### EXERCISE INSTRUCTIONS
Entries follow. Set all of them down as they stand.

### RECORD SET

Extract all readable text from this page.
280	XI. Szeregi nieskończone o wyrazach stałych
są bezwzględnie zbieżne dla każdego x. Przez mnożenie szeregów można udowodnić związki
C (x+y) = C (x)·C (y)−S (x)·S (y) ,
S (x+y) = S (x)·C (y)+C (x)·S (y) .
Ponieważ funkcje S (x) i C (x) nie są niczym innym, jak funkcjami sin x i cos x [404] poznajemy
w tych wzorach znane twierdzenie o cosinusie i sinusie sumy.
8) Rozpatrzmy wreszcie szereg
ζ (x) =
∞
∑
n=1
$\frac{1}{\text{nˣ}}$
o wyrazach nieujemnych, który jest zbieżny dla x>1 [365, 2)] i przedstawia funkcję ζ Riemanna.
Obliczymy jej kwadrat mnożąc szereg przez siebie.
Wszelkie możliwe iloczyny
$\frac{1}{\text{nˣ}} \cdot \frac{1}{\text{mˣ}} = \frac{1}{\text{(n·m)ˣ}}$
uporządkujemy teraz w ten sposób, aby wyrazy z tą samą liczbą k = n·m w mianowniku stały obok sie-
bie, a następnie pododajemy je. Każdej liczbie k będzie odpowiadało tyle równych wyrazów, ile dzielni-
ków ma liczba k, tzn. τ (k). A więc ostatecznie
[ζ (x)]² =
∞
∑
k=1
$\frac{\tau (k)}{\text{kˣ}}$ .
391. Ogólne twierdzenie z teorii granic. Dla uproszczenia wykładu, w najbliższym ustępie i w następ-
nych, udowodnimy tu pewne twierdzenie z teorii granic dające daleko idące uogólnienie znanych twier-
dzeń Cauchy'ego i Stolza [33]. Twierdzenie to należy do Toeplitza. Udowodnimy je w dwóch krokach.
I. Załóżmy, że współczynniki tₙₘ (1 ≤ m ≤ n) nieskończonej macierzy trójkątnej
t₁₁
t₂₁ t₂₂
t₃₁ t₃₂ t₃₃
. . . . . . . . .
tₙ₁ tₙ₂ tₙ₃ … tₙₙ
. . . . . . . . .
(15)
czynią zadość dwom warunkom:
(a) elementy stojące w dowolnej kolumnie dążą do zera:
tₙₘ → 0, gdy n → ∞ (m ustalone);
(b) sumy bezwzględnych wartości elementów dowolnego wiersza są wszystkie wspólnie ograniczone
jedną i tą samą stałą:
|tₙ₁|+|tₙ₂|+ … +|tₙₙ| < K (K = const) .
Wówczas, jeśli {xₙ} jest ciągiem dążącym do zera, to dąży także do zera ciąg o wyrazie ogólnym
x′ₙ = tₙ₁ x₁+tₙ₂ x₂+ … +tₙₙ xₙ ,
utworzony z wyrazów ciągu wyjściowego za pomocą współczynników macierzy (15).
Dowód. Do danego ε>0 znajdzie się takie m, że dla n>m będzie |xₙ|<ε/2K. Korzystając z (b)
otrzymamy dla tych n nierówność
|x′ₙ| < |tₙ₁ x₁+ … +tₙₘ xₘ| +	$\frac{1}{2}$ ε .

### FULL OUTPUT
Extract all readable text from this page.
280	XI. Szeregi nieskończone o wyrazach stałych
są bezwzględnie zbieżne dla każdego x. Przez mnożenie szeregów można udowodnić związki
C (x+y) = C (x)·C (y)−S (x)·S (y) ,
S (x+y) = S (x)·C (y)+C (x)·S (y) .
Ponieważ funkcje S (x) i C (x) nie są niczym innym, jak funkcjami sin x i cos x [404] poznajemy
w tych wzorach znane twierdzenie o cosinusie i sinusie sumy.
8) Rozpatrzmy wreszcie szereg
ζ (x) =
∞
∑
n=1
$\frac{1}{\text{nˣ}}$
o wyrazach nieujemnych, który jest zbieżny dla x>1 [365, 2)] i przedstawia funkcję ζ Riemanna.
Obliczymy jej kwadrat mnożąc szereg przez siebie.
Wszelkie możliwe iloczyny
$\frac{1}{\text{nˣ}} \cdot \frac{1}{\text{mˣ}} = \frac{1}{\text{(n·m)ˣ}}$
uporządkujemy teraz w ten sposób, aby wyrazy z tą samą liczbą k = n·m w mianowniku stały obok sie-
bie, a następnie pododajemy je. Każdej liczbie k będzie odpowiadało tyle równych wyrazów, ile dzielni-
ków ma liczba k, tzn. τ (k). A więc ostatecznie
[ζ (x)]² =
∞
∑
k=1
$\frac{\tau (k)}{\text{kˣ}}$ .
391. Ogólne twierdzenie z teorii granic. Dla uproszczenia wykładu, w najbliższym ustępie i w następ-
nych, udowodnimy tu pewne twierdzenie z teorii granic dające daleko idące uogólnienie znanych twier-
dzeń Cauchy'ego i Stolza [33]. Twierdzenie to należy do Toeplitza. Udowodnimy je w dwóch krokach.
I. Załóżmy, że współczynniki tₙₘ (1 ≤ m ≤ n) nieskończonej macierzy trójkątnej
t₁₁
t₂₁ t₂₂
t₃₁ t₃₂ t₃₃
. . . . . . . . .
tₙ₁ tₙ₂ tₙ₃ … tₙₙ
. . . . . . . . .
(15)
czynią zadość dwom warunkom:
(a) elementy stojące w dowolnej kolumnie dążą do zera:
tₙₘ → 0, gdy n → ∞ (m ustalone);
(b) sumy bezwzględnych wartości elementów dowolnego wiersza są wszystkie wspólnie ograniczone
jedną i tą samą stałą:
|tₙ₁|+|tₙ₂|+ … +|tₙₙ| < K (K = const) .
Wówczas, jeśli {xₙ} jest ciągiem dążącym do zera, to dąży także do zera ciąg o wyrazie ogólnym
x′ₙ = tₙ₁ x₁+tₙ₂ x₂+ … +tₙₙ xₙ ,
utworzony z wyrazów ciągu wyjściowego za pomocą współczynników macierzy (15).
Dowód. Do danego ε>0 znajdzie się takie m, że dla n>m będzie |xₙ|<ε/2K. Korzystając z (b)
otrzymamy dla tych n nierówność
|x′ₙ| < |tₙ₁ x₁+ … +tₙₘ xₘ| +	$\frac{1}{2}$ ε .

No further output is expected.